**EXERCISE DETAILS**
Retype the whole listing verbatim and keep the pictures out of it.

↓↓↓

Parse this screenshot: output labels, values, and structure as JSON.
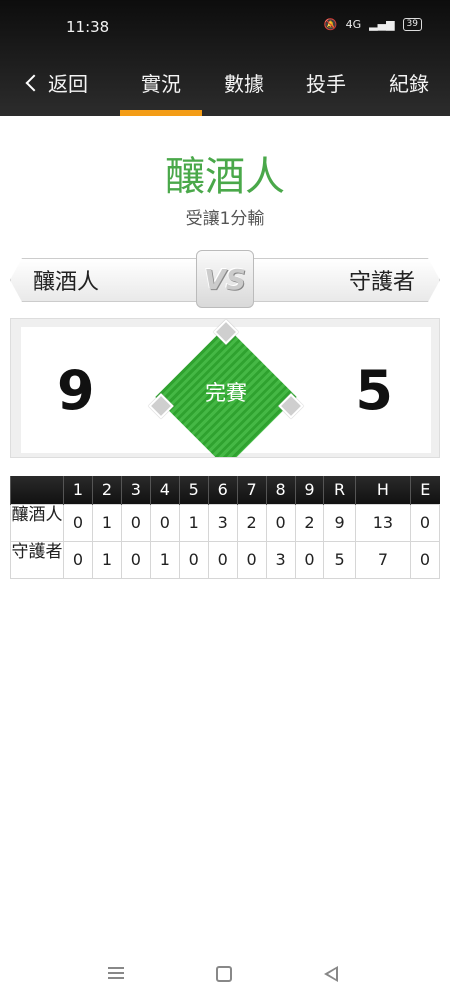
{
  "status_bar": {
    "time": "11:38",
    "network": "4G",
    "battery": "39"
  },
  "nav": {
    "back_label": "返回",
    "tabs": [
      {
        "label": "實況",
        "active": true
      },
      {
        "label": "數據",
        "active": false
      },
      {
        "label": "投手",
        "active": false
      },
      {
        "label": "紀錄",
        "active": false
      }
    ],
    "active_color": "#f39c16"
  },
  "game": {
    "winner_team": "釀酒人",
    "result_text": "受讓1分輸",
    "away_team": "釀酒人",
    "home_team": "守護者",
    "vs_label": "VS",
    "away_score": "9",
    "home_score": "5",
    "status": "完賽"
  },
  "linescore": {
    "headers": [
      "",
      "1",
      "2",
      "3",
      "4",
      "5",
      "6",
      "7",
      "8",
      "9",
      "R",
      "H",
      "E"
    ],
    "rows": [
      {
        "team": "釀酒人",
        "cells": [
          "0",
          "1",
          "0",
          "0",
          "1",
          "3",
          "2",
          "0",
          "2",
          "9",
          "13",
          "0"
        ]
      },
      {
        "team": "守護者",
        "cells": [
          "0",
          "1",
          "0",
          "1",
          "0",
          "0",
          "0",
          "3",
          "0",
          "5",
          "7",
          "0"
        ]
      }
    ]
  },
  "colors": {
    "title_green": "#4aa84a",
    "field_green": "#2fa22f"
  }
}
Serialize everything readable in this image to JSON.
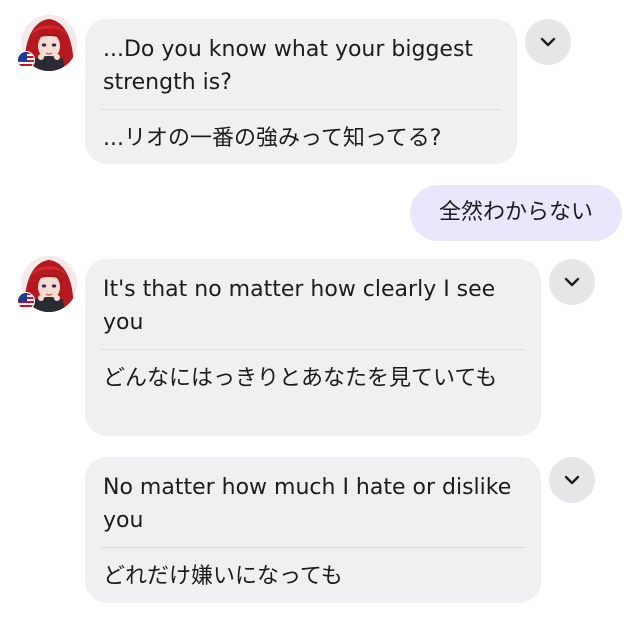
{
  "messages": [
    {
      "role": "assistant",
      "english": "...Do you know what your biggest strength is?",
      "japanese": "...リオの一番の強みって知ってる?",
      "flag_icon": "us-flag-icon",
      "expand_icon": "chevron-down-icon"
    },
    {
      "role": "user",
      "text": "全然わからない"
    },
    {
      "role": "assistant",
      "english": "It's that no matter how clearly I see you",
      "japanese": "どんなにはっきりとあなたを見ていても",
      "flag_icon": "us-flag-icon",
      "expand_icon": "chevron-down-icon"
    },
    {
      "role": "assistant",
      "english": "No matter how much I hate or dislike you",
      "japanese": "どれだけ嫌いになっても",
      "expand_icon": "chevron-down-icon"
    }
  ],
  "colors": {
    "assistant_bubble": "#f0f0f2",
    "user_bubble": "#e8e7fb",
    "chevron_button": "#e6e6e9"
  }
}
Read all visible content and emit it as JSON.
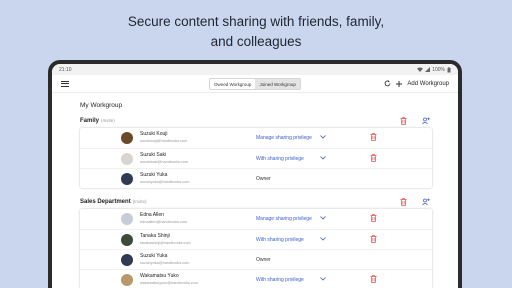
{
  "headline": {
    "line1": "Secure content sharing with friends, family,",
    "line2": "and colleagues"
  },
  "status_bar": {
    "time": "21:10",
    "battery": "100%"
  },
  "app_bar": {
    "tabs": [
      {
        "label": "Owned Workgroup",
        "active": true
      },
      {
        "label": "Joined Workgroup",
        "active": false
      }
    ],
    "add_workgroup_label": "Add Workgroup"
  },
  "page_title": "My Workgroup",
  "groups": [
    {
      "name": "Family",
      "invite_label": "(Invite)",
      "members": [
        {
          "name": "Suzuki Kouji",
          "email": "suzukiouji@handbooks.com",
          "privilege": "Manage sharing privilege",
          "role": "",
          "avatar_color": "#6b4a2a"
        },
        {
          "name": "Suzuki Saki",
          "email": "suzukisaki@handbooks.com",
          "privilege": "With sharing privilege",
          "role": "",
          "avatar_color": "#d8d4cf"
        },
        {
          "name": "Suzuki Yuka",
          "email": "suzukiyuka@handbooks.com",
          "privilege": "",
          "role": "Owner",
          "avatar_color": "#2f3b52"
        }
      ]
    },
    {
      "name": "Sales Department",
      "invite_label": "(Invite)",
      "members": [
        {
          "name": "Edna Allen",
          "email": "ednaallen@handbooks.com",
          "privilege": "Manage sharing privilege",
          "role": "",
          "avatar_color": "#c7cdd6"
        },
        {
          "name": "Tanaka Shinji",
          "email": "tanakashinji@handbooks.com",
          "privilege": "With sharing privilege",
          "role": "",
          "avatar_color": "#3d4a3a"
        },
        {
          "name": "Suzuki Yuka",
          "email": "suzukiyuka@handbooks.com",
          "privilege": "",
          "role": "Owner",
          "avatar_color": "#2f3b52"
        },
        {
          "name": "Wakamatsu Yuko",
          "email": "wakamatsuyuko@handbooks.com",
          "privilege": "With sharing privilege",
          "role": "",
          "avatar_color": "#b89a6a"
        }
      ]
    }
  ],
  "colors": {
    "accent": "#3b5ccc",
    "delete": "#e05555",
    "background": "#c9d6ee"
  },
  "icons": {
    "menu": "hamburger-icon",
    "refresh": "refresh-icon",
    "add": "plus-icon",
    "delete": "trash-icon",
    "add_user": "add-person-icon",
    "dropdown": "chevron-down-icon"
  }
}
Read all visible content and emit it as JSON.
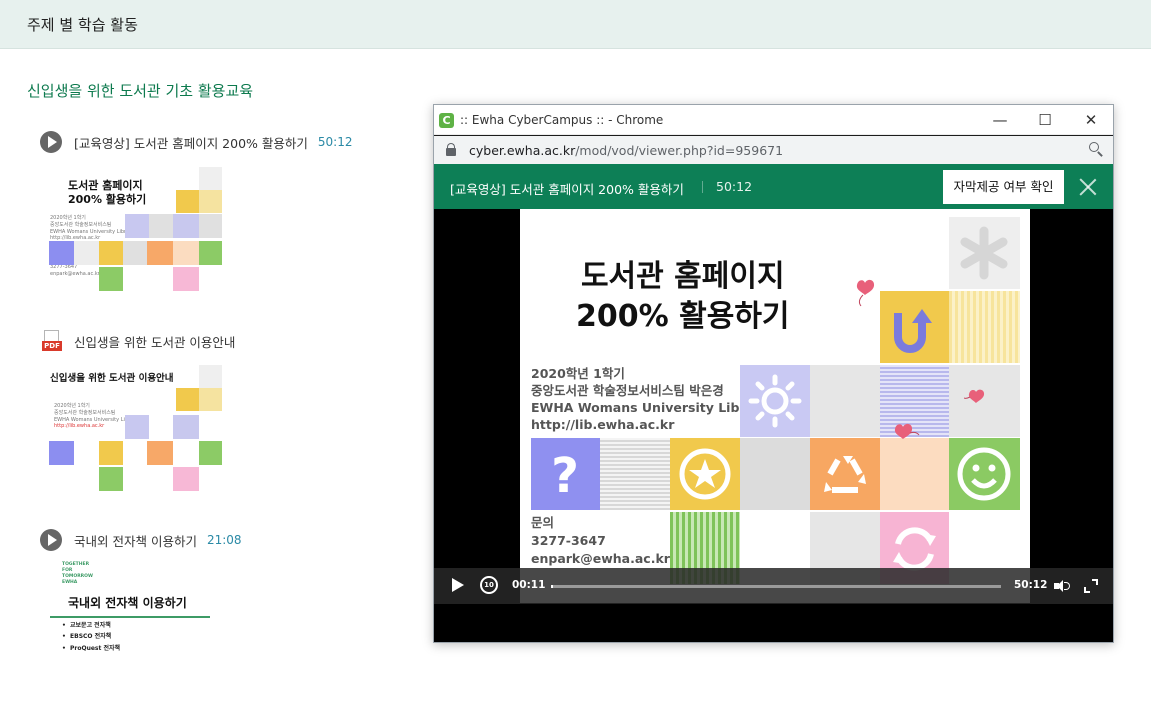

↑↑↑

**CORRECT OUTPUT**
Parse this screenshot: output labels, values, and structure as JSON.
{
  "status_bar": {
    "time": "11:38",
    "network": "4G",
    "battery": "39"
  },
  "nav": {
    "back_label": "返回",
    "tabs": [
      {
        "label": "實況",
        "active": true
      },
      {
        "label": "數據",
        "active": false
      },
      {
        "label": "投手",
        "active": false
      },
      {
        "label": "紀錄",
        "active": false
      }
    ],
    "active_color": "#f39c16"
  },
  "game": {
    "winner_team": "釀酒人",
    "result_text": "受讓1分輸",
    "away_team": "釀酒人",
    "home_team": "守護者",
    "vs_label": "VS",
    "away_score": "9",
    "home_score": "5",
    "status": "完賽"
  },
  "linescore": {
    "headers": [
      "",
      "1",
      "2",
      "3",
      "4",
      "5",
      "6",
      "7",
      "8",
      "9",
      "R",
      "H",
      "E"
    ],
    "rows": [
      {
        "team": "釀酒人",
        "cells": [
          "0",
          "1",
          "0",
          "0",
          "1",
          "3",
          "2",
          "0",
          "2",
          "9",
          "13",
          "0"
        ]
      },
      {
        "team": "守護者",
        "cells": [
          "0",
          "1",
          "0",
          "1",
          "0",
          "0",
          "0",
          "3",
          "0",
          "5",
          "7",
          "0"
        ]
      }
    ]
  },
  "colors": {
    "title_green": "#4aa84a",
    "field_green": "#2fa22f"
  }
}
Serialize everything readable in this image to JSON.
{
  "messages": [
    {
      "role": "assistant",
      "english": "...Do you know what your biggest strength is?",
      "japanese": "...リオの一番の強みって知ってる?",
      "flag_icon": "us-flag-icon",
      "expand_icon": "chevron-down-icon"
    },
    {
      "role": "user",
      "text": "全然わからない"
    },
    {
      "role": "assistant",
      "english": "It's that no matter how clearly I see you",
      "japanese": "どんなにはっきりとあなたを見ていても",
      "flag_icon": "us-flag-icon",
      "expand_icon": "chevron-down-icon"
    },
    {
      "role": "assistant",
      "english": "No matter how much I hate or dislike you",
      "japanese": "どれだけ嫌いになっても",
      "expand_icon": "chevron-down-icon"
    }
  ],
  "colors": {
    "assistant_bubble": "#f0f0f2",
    "user_bubble": "#e8e7fb",
    "chevron_button": "#e6e6e9"
  }
}
Read all visible content and emit it as JSON.
{
  "headline": {
    "line1": "Secure content sharing with friends, family,",
    "line2": "and colleagues"
  },
  "status_bar": {
    "time": "21:10",
    "battery": "100%"
  },
  "app_bar": {
    "tabs": [
      {
        "label": "Owned Workgroup",
        "active": true
      },
      {
        "label": "Joined Workgroup",
        "active": false
      }
    ],
    "add_workgroup_label": "Add Workgroup"
  },
  "page_title": "My Workgroup",
  "groups": [
    {
      "name": "Family",
      "invite_label": "(Invite)",
      "members": [
        {
          "name": "Suzuki Kouji",
          "email": "suzukiouji@handbooks.com",
          "privilege": "Manage sharing privilege",
          "role": "",
          "avatar_color": "#6b4a2a"
        },
        {
          "name": "Suzuki Saki",
          "email": "suzukisaki@handbooks.com",
          "privilege": "With sharing privilege",
          "role": "",
          "avatar_color": "#d8d4cf"
        },
        {
          "name": "Suzuki Yuka",
          "email": "suzukiyuka@handbooks.com",
          "privilege": "",
          "role": "Owner",
          "avatar_color": "#2f3b52"
        }
      ]
    },
    {
      "name": "Sales Department",
      "invite_label": "(Invite)",
      "members": [
        {
          "name": "Edna Allen",
          "email": "ednaallen@handbooks.com",
          "privilege": "Manage sharing privilege",
          "role": "",
          "avatar_color": "#c7cdd6"
        },
        {
          "name": "Tanaka Shinji",
          "email": "tanakashinji@handbooks.com",
          "privilege": "With sharing privilege",
          "role": "",
          "avatar_color": "#3d4a3a"
        },
        {
          "name": "Suzuki Yuka",
          "email": "suzukiyuka@handbooks.com",
          "privilege": "",
          "role": "Owner",
          "avatar_color": "#2f3b52"
        },
        {
          "name": "Wakamatsu Yuko",
          "email": "wakamatsuyuko@handbooks.com",
          "privilege": "With sharing privilege",
          "role": "",
          "avatar_color": "#b89a6a"
        }
      ]
    }
  ],
  "colors": {
    "accent": "#3b5ccc",
    "delete": "#e05555",
    "background": "#c9d6ee"
  },
  "icons": {
    "menu": "hamburger-icon",
    "refresh": "refresh-icon",
    "add": "plus-icon",
    "delete": "trash-icon",
    "add_user": "add-person-icon",
    "dropdown": "chevron-down-icon"
  }
}
Read all visible content and emit it as JSON.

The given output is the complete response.